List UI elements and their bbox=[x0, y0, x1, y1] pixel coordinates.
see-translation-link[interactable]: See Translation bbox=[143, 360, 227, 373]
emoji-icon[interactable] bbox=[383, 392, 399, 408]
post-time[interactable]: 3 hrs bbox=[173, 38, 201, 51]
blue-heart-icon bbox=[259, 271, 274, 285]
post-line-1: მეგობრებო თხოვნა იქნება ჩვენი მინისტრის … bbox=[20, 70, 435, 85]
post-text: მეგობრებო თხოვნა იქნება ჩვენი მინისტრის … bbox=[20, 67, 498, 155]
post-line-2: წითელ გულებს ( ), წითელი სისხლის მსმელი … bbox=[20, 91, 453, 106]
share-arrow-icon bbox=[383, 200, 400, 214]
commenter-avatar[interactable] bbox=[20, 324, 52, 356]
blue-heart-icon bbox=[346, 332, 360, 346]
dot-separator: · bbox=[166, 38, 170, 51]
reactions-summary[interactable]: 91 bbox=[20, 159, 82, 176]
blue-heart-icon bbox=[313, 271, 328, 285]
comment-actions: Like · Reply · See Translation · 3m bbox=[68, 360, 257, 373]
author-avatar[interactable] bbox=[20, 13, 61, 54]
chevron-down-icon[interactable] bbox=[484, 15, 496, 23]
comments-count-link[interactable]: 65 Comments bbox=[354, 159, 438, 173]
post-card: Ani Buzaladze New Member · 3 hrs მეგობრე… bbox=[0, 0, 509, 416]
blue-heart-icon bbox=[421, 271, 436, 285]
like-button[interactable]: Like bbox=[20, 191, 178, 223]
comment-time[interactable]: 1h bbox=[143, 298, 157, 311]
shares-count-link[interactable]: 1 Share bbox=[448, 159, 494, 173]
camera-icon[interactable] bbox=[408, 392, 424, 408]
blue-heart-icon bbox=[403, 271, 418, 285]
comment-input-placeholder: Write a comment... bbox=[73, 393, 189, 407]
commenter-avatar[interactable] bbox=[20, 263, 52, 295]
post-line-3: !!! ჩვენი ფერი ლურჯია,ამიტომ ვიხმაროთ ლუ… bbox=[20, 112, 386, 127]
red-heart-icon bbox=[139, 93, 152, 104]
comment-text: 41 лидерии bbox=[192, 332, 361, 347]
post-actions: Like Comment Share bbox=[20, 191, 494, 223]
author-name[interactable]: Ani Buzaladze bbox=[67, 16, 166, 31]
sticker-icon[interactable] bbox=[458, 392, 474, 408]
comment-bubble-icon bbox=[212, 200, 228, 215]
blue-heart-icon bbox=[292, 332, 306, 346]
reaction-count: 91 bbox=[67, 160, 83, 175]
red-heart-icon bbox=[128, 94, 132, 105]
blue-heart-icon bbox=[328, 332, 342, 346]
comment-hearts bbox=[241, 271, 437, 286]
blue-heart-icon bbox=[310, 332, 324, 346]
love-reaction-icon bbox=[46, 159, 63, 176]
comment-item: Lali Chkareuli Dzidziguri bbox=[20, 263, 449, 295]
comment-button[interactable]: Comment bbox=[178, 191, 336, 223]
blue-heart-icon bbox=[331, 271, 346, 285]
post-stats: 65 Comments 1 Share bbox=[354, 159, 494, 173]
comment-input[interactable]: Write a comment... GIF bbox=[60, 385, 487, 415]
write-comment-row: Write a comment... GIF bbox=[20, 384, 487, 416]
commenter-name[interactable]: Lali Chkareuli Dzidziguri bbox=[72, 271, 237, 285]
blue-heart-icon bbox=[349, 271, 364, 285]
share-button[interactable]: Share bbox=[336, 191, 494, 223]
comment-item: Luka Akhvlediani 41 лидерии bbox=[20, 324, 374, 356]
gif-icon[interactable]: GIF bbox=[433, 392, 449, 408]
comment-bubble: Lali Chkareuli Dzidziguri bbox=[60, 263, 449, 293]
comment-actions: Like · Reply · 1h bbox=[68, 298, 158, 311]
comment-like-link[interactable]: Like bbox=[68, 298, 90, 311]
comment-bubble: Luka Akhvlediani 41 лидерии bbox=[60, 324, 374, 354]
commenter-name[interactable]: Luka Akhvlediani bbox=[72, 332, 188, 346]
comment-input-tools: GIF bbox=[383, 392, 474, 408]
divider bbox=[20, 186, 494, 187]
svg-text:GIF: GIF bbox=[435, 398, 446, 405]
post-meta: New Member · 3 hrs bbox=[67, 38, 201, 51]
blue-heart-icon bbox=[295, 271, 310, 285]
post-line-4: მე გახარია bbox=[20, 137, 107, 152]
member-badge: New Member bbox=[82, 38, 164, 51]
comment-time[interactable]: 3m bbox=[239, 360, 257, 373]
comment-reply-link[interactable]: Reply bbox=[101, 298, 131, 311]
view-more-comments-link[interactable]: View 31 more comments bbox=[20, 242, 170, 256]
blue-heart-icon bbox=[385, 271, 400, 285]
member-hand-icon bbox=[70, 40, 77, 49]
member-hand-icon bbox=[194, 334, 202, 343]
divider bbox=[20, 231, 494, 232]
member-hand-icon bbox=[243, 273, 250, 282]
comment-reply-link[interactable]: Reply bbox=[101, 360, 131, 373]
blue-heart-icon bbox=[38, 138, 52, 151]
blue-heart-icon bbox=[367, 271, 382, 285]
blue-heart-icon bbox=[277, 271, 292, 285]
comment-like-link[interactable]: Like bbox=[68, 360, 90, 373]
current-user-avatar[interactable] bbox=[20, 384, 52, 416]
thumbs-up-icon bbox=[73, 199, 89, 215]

# # # # #

__Task prompt__.
Reproduce every one of the lines above word for word, changing nothing.

__Solution for this task__.
List UI elements and their bbox=[x0, y0, x1, y1] pixel coordinates.
see-translation-link[interactable]: See Translation bbox=[143, 360, 227, 373]
emoji-icon[interactable] bbox=[383, 392, 399, 408]
post-time[interactable]: 3 hrs bbox=[173, 38, 201, 51]
blue-heart-icon bbox=[259, 271, 274, 285]
post-line-1: მეგობრებო თხოვნა იქნება ჩვენი მინისტრის … bbox=[20, 70, 435, 85]
post-text: მეგობრებო თხოვნა იქნება ჩვენი მინისტრის … bbox=[20, 67, 498, 155]
post-line-2: წითელ გულებს ( ), წითელი სისხლის მსმელი … bbox=[20, 91, 453, 106]
share-arrow-icon bbox=[383, 200, 400, 214]
commenter-avatar[interactable] bbox=[20, 324, 52, 356]
blue-heart-icon bbox=[346, 332, 360, 346]
dot-separator: · bbox=[166, 38, 170, 51]
reactions-summary[interactable]: 91 bbox=[20, 159, 82, 176]
blue-heart-icon bbox=[313, 271, 328, 285]
comment-actions: Like · Reply · See Translation · 3m bbox=[68, 360, 257, 373]
author-avatar[interactable] bbox=[20, 13, 61, 54]
chevron-down-icon[interactable] bbox=[484, 15, 496, 23]
comments-count-link[interactable]: 65 Comments bbox=[354, 159, 438, 173]
post-card: Ani Buzaladze New Member · 3 hrs მეგობრე… bbox=[0, 0, 509, 416]
blue-heart-icon bbox=[421, 271, 436, 285]
like-button[interactable]: Like bbox=[20, 191, 178, 223]
comment-time[interactable]: 1h bbox=[143, 298, 157, 311]
shares-count-link[interactable]: 1 Share bbox=[448, 159, 494, 173]
camera-icon[interactable] bbox=[408, 392, 424, 408]
blue-heart-icon bbox=[403, 271, 418, 285]
comment-input-placeholder: Write a comment... bbox=[73, 393, 189, 407]
commenter-avatar[interactable] bbox=[20, 263, 52, 295]
post-line-3: !!! ჩვენი ფერი ლურჯია,ამიტომ ვიხმაროთ ლუ… bbox=[20, 112, 386, 127]
red-heart-icon bbox=[139, 93, 152, 104]
comment-text: 41 лидерии bbox=[192, 332, 361, 347]
post-actions: Like Comment Share bbox=[20, 191, 494, 223]
author-name[interactable]: Ani Buzaladze bbox=[67, 16, 166, 31]
sticker-icon[interactable] bbox=[458, 392, 474, 408]
comment-bubble-icon bbox=[212, 200, 228, 215]
blue-heart-icon bbox=[292, 332, 306, 346]
reaction-count: 91 bbox=[67, 160, 83, 175]
red-heart-icon bbox=[128, 94, 132, 105]
blue-heart-icon bbox=[328, 332, 342, 346]
comment-hearts bbox=[241, 271, 437, 286]
blue-heart-icon bbox=[310, 332, 324, 346]
love-reaction-icon bbox=[46, 159, 63, 176]
comment-item: Lali Chkareuli Dzidziguri bbox=[20, 263, 449, 295]
comment-button[interactable]: Comment bbox=[178, 191, 336, 223]
blue-heart-icon bbox=[331, 271, 346, 285]
post-stats: 65 Comments 1 Share bbox=[354, 159, 494, 173]
comment-input[interactable]: Write a comment... GIF bbox=[60, 385, 487, 415]
write-comment-row: Write a comment... GIF bbox=[20, 384, 487, 416]
commenter-name[interactable]: Lali Chkareuli Dzidziguri bbox=[72, 271, 237, 285]
blue-heart-icon bbox=[349, 271, 364, 285]
share-button[interactable]: Share bbox=[336, 191, 494, 223]
comment-item: Luka Akhvlediani 41 лидерии bbox=[20, 324, 374, 356]
gif-icon[interactable]: GIF bbox=[433, 392, 449, 408]
comment-bubble: Lali Chkareuli Dzidziguri bbox=[60, 263, 449, 293]
comment-actions: Like · Reply · 1h bbox=[68, 298, 158, 311]
comment-like-link[interactable]: Like bbox=[68, 298, 90, 311]
comment-bubble: Luka Akhvlediani 41 лидерии bbox=[60, 324, 374, 354]
commenter-name[interactable]: Luka Akhvlediani bbox=[72, 332, 188, 346]
comment-input-tools: GIF bbox=[383, 392, 474, 408]
divider bbox=[20, 186, 494, 187]
svg-text:GIF: GIF bbox=[435, 398, 446, 405]
post-meta: New Member · 3 hrs bbox=[67, 38, 201, 51]
blue-heart-icon bbox=[295, 271, 310, 285]
post-line-4: მე გახარია bbox=[20, 137, 107, 152]
member-badge: New Member bbox=[82, 38, 164, 51]
comment-time[interactable]: 3m bbox=[239, 360, 257, 373]
comment-reply-link[interactable]: Reply bbox=[101, 298, 131, 311]
view-more-comments-link[interactable]: View 31 more comments bbox=[20, 242, 170, 256]
blue-heart-icon bbox=[385, 271, 400, 285]
member-hand-icon bbox=[70, 40, 77, 49]
member-hand-icon bbox=[194, 334, 202, 343]
divider bbox=[20, 231, 494, 232]
member-hand-icon bbox=[243, 273, 250, 282]
comment-reply-link[interactable]: Reply bbox=[101, 360, 131, 373]
blue-heart-icon bbox=[38, 138, 52, 151]
blue-heart-icon bbox=[367, 271, 382, 285]
blue-heart-icon bbox=[277, 271, 292, 285]
comment-like-link[interactable]: Like bbox=[68, 360, 90, 373]
current-user-avatar[interactable] bbox=[20, 384, 52, 416]
thumbs-up-icon bbox=[73, 199, 89, 215]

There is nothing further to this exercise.